The task: From the listing that follows, extract every line and set it down unaltered.

Record extracts:
** Begin **

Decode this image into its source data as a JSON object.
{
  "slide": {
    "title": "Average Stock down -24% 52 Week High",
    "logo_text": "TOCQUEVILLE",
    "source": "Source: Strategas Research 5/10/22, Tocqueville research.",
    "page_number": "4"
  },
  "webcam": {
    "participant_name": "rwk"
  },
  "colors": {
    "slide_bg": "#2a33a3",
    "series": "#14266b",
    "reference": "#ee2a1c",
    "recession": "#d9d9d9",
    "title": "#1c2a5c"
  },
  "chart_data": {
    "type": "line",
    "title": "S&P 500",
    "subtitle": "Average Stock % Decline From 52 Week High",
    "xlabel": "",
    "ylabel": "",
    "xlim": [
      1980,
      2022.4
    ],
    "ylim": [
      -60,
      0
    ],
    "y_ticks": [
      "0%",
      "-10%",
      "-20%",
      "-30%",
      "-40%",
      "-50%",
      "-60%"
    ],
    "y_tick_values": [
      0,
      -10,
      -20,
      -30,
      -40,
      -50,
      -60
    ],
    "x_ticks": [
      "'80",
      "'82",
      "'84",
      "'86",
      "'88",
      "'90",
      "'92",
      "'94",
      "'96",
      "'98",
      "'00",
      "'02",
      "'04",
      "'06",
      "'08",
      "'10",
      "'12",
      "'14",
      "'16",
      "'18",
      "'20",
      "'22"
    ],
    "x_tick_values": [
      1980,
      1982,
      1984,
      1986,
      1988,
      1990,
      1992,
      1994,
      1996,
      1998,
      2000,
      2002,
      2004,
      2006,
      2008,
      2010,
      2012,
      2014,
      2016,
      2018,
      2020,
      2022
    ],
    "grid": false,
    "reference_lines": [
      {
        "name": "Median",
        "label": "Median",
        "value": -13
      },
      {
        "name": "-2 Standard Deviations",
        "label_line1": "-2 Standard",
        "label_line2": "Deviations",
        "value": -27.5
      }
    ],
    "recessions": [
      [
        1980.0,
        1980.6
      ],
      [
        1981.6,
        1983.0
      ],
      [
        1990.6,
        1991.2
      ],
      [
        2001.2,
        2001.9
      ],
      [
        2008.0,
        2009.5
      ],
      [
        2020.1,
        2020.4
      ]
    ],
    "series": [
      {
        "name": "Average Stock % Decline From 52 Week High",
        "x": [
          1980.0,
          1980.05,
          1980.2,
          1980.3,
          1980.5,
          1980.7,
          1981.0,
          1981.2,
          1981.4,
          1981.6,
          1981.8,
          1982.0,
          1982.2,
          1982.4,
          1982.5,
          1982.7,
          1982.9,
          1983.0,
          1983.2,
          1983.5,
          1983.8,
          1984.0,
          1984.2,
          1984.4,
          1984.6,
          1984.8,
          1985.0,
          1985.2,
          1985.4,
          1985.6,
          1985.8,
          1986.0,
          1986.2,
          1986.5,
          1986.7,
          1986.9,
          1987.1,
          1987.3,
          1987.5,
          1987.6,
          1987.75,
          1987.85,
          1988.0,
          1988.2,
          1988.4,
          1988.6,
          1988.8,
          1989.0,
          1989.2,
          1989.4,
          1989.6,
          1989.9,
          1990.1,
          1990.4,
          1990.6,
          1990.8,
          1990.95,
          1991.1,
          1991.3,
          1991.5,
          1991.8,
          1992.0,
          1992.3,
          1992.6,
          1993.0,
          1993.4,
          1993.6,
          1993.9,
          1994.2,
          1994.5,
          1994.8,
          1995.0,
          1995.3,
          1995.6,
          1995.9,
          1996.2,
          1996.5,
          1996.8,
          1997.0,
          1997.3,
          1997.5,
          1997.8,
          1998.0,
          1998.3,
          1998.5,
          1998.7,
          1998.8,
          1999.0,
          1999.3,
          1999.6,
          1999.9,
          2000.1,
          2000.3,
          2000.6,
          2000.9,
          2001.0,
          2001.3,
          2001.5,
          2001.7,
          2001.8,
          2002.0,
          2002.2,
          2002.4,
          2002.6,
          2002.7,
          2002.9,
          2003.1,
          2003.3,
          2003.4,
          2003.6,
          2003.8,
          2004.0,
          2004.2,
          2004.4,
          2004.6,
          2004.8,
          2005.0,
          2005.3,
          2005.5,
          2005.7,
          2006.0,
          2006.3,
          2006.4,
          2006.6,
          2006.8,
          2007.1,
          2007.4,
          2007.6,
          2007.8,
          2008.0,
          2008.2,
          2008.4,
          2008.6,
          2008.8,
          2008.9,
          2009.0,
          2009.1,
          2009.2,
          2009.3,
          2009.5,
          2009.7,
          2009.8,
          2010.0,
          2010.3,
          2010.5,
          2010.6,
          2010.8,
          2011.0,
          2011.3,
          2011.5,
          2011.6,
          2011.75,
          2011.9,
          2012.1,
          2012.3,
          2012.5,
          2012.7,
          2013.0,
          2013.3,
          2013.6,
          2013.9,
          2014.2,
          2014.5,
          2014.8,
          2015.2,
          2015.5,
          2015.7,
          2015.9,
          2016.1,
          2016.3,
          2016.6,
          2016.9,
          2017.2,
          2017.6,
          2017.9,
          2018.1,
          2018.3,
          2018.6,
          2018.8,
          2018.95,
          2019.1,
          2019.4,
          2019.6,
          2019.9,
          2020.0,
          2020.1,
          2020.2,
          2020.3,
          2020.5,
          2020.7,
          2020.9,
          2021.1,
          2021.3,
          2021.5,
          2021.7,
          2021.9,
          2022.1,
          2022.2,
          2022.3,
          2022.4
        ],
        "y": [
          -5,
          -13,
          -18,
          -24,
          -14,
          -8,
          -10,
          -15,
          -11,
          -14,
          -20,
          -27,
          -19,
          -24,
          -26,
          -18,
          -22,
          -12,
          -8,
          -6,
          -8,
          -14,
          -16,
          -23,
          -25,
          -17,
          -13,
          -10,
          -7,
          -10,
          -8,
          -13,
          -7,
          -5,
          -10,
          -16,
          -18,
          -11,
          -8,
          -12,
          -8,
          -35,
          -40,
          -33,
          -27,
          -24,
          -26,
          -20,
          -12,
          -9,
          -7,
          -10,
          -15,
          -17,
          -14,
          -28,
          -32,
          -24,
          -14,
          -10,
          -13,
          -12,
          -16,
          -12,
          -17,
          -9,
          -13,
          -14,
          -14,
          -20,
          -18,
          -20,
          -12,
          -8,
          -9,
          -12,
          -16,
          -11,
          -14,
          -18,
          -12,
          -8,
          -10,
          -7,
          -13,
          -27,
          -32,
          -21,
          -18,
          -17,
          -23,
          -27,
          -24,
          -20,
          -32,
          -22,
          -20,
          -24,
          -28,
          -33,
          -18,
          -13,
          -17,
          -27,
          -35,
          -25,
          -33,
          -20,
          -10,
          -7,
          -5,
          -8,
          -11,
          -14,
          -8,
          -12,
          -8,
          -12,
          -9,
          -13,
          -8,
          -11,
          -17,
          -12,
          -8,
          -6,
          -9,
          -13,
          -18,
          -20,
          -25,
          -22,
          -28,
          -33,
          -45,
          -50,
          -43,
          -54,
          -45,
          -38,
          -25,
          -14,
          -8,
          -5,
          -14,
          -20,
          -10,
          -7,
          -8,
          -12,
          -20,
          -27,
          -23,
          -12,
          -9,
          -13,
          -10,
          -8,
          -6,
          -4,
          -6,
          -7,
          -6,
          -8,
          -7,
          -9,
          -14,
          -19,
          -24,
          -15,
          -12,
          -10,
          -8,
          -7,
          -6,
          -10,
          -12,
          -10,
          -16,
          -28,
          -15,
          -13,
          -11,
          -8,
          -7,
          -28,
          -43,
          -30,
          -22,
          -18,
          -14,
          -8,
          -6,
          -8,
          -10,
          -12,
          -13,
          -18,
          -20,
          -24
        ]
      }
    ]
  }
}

** End **

Answer:
Decode this image into its source data as a JSON object.
{
  "slide": {
    "title": "Average Stock down -24% 52 Week High",
    "logo_text": "TOCQUEVILLE",
    "source": "Source: Strategas Research 5/10/22, Tocqueville research.",
    "page_number": "4"
  },
  "webcam": {
    "participant_name": "rwk"
  },
  "colors": {
    "slide_bg": "#2a33a3",
    "series": "#14266b",
    "reference": "#ee2a1c",
    "recession": "#d9d9d9",
    "title": "#1c2a5c"
  },
  "chart_data": {
    "type": "line",
    "title": "S&P 500",
    "subtitle": "Average Stock % Decline From 52 Week High",
    "xlabel": "",
    "ylabel": "",
    "xlim": [
      1980,
      2022.4
    ],
    "ylim": [
      -60,
      0
    ],
    "y_ticks": [
      "0%",
      "-10%",
      "-20%",
      "-30%",
      "-40%",
      "-50%",
      "-60%"
    ],
    "y_tick_values": [
      0,
      -10,
      -20,
      -30,
      -40,
      -50,
      -60
    ],
    "x_ticks": [
      "'80",
      "'82",
      "'84",
      "'86",
      "'88",
      "'90",
      "'92",
      "'94",
      "'96",
      "'98",
      "'00",
      "'02",
      "'04",
      "'06",
      "'08",
      "'10",
      "'12",
      "'14",
      "'16",
      "'18",
      "'20",
      "'22"
    ],
    "x_tick_values": [
      1980,
      1982,
      1984,
      1986,
      1988,
      1990,
      1992,
      1994,
      1996,
      1998,
      2000,
      2002,
      2004,
      2006,
      2008,
      2010,
      2012,
      2014,
      2016,
      2018,
      2020,
      2022
    ],
    "grid": false,
    "reference_lines": [
      {
        "name": "Median",
        "label": "Median",
        "value": -13
      },
      {
        "name": "-2 Standard Deviations",
        "label_line1": "-2 Standard",
        "label_line2": "Deviations",
        "value": -27.5
      }
    ],
    "recessions": [
      [
        1980.0,
        1980.6
      ],
      [
        1981.6,
        1983.0
      ],
      [
        1990.6,
        1991.2
      ],
      [
        2001.2,
        2001.9
      ],
      [
        2008.0,
        2009.5
      ],
      [
        2020.1,
        2020.4
      ]
    ],
    "series": [
      {
        "name": "Average Stock % Decline From 52 Week High",
        "x": [
          1980.0,
          1980.05,
          1980.2,
          1980.3,
          1980.5,
          1980.7,
          1981.0,
          1981.2,
          1981.4,
          1981.6,
          1981.8,
          1982.0,
          1982.2,
          1982.4,
          1982.5,
          1982.7,
          1982.9,
          1983.0,
          1983.2,
          1983.5,
          1983.8,
          1984.0,
          1984.2,
          1984.4,
          1984.6,
          1984.8,
          1985.0,
          1985.2,
          1985.4,
          1985.6,
          1985.8,
          1986.0,
          1986.2,
          1986.5,
          1986.7,
          1986.9,
          1987.1,
          1987.3,
          1987.5,
          1987.6,
          1987.75,
          1987.85,
          1988.0,
          1988.2,
          1988.4,
          1988.6,
          1988.8,
          1989.0,
          1989.2,
          1989.4,
          1989.6,
          1989.9,
          1990.1,
          1990.4,
          1990.6,
          1990.8,
          1990.95,
          1991.1,
          1991.3,
          1991.5,
          1991.8,
          1992.0,
          1992.3,
          1992.6,
          1993.0,
          1993.4,
          1993.6,
          1993.9,
          1994.2,
          1994.5,
          1994.8,
          1995.0,
          1995.3,
          1995.6,
          1995.9,
          1996.2,
          1996.5,
          1996.8,
          1997.0,
          1997.3,
          1997.5,
          1997.8,
          1998.0,
          1998.3,
          1998.5,
          1998.7,
          1998.8,
          1999.0,
          1999.3,
          1999.6,
          1999.9,
          2000.1,
          2000.3,
          2000.6,
          2000.9,
          2001.0,
          2001.3,
          2001.5,
          2001.7,
          2001.8,
          2002.0,
          2002.2,
          2002.4,
          2002.6,
          2002.7,
          2002.9,
          2003.1,
          2003.3,
          2003.4,
          2003.6,
          2003.8,
          2004.0,
          2004.2,
          2004.4,
          2004.6,
          2004.8,
          2005.0,
          2005.3,
          2005.5,
          2005.7,
          2006.0,
          2006.3,
          2006.4,
          2006.6,
          2006.8,
          2007.1,
          2007.4,
          2007.6,
          2007.8,
          2008.0,
          2008.2,
          2008.4,
          2008.6,
          2008.8,
          2008.9,
          2009.0,
          2009.1,
          2009.2,
          2009.3,
          2009.5,
          2009.7,
          2009.8,
          2010.0,
          2010.3,
          2010.5,
          2010.6,
          2010.8,
          2011.0,
          2011.3,
          2011.5,
          2011.6,
          2011.75,
          2011.9,
          2012.1,
          2012.3,
          2012.5,
          2012.7,
          2013.0,
          2013.3,
          2013.6,
          2013.9,
          2014.2,
          2014.5,
          2014.8,
          2015.2,
          2015.5,
          2015.7,
          2015.9,
          2016.1,
          2016.3,
          2016.6,
          2016.9,
          2017.2,
          2017.6,
          2017.9,
          2018.1,
          2018.3,
          2018.6,
          2018.8,
          2018.95,
          2019.1,
          2019.4,
          2019.6,
          2019.9,
          2020.0,
          2020.1,
          2020.2,
          2020.3,
          2020.5,
          2020.7,
          2020.9,
          2021.1,
          2021.3,
          2021.5,
          2021.7,
          2021.9,
          2022.1,
          2022.2,
          2022.3,
          2022.4
        ],
        "y": [
          -5,
          -13,
          -18,
          -24,
          -14,
          -8,
          -10,
          -15,
          -11,
          -14,
          -20,
          -27,
          -19,
          -24,
          -26,
          -18,
          -22,
          -12,
          -8,
          -6,
          -8,
          -14,
          -16,
          -23,
          -25,
          -17,
          -13,
          -10,
          -7,
          -10,
          -8,
          -13,
          -7,
          -5,
          -10,
          -16,
          -18,
          -11,
          -8,
          -12,
          -8,
          -35,
          -40,
          -33,
          -27,
          -24,
          -26,
          -20,
          -12,
          -9,
          -7,
          -10,
          -15,
          -17,
          -14,
          -28,
          -32,
          -24,
          -14,
          -10,
          -13,
          -12,
          -16,
          -12,
          -17,
          -9,
          -13,
          -14,
          -14,
          -20,
          -18,
          -20,
          -12,
          -8,
          -9,
          -12,
          -16,
          -11,
          -14,
          -18,
          -12,
          -8,
          -10,
          -7,
          -13,
          -27,
          -32,
          -21,
          -18,
          -17,
          -23,
          -27,
          -24,
          -20,
          -32,
          -22,
          -20,
          -24,
          -28,
          -33,
          -18,
          -13,
          -17,
          -27,
          -35,
          -25,
          -33,
          -20,
          -10,
          -7,
          -5,
          -8,
          -11,
          -14,
          -8,
          -12,
          -8,
          -12,
          -9,
          -13,
          -8,
          -11,
          -17,
          -12,
          -8,
          -6,
          -9,
          -13,
          -18,
          -20,
          -25,
          -22,
          -28,
          -33,
          -45,
          -50,
          -43,
          -54,
          -45,
          -38,
          -25,
          -14,
          -8,
          -5,
          -14,
          -20,
          -10,
          -7,
          -8,
          -12,
          -20,
          -27,
          -23,
          -12,
          -9,
          -13,
          -10,
          -8,
          -6,
          -4,
          -6,
          -7,
          -6,
          -8,
          -7,
          -9,
          -14,
          -19,
          -24,
          -15,
          -12,
          -10,
          -8,
          -7,
          -6,
          -10,
          -12,
          -10,
          -16,
          -28,
          -15,
          -13,
          -11,
          -8,
          -7,
          -28,
          -43,
          -30,
          -22,
          -18,
          -14,
          -8,
          -6,
          -8,
          -10,
          -12,
          -13,
          -18,
          -20,
          -24
        ]
      }
    ]
  }
}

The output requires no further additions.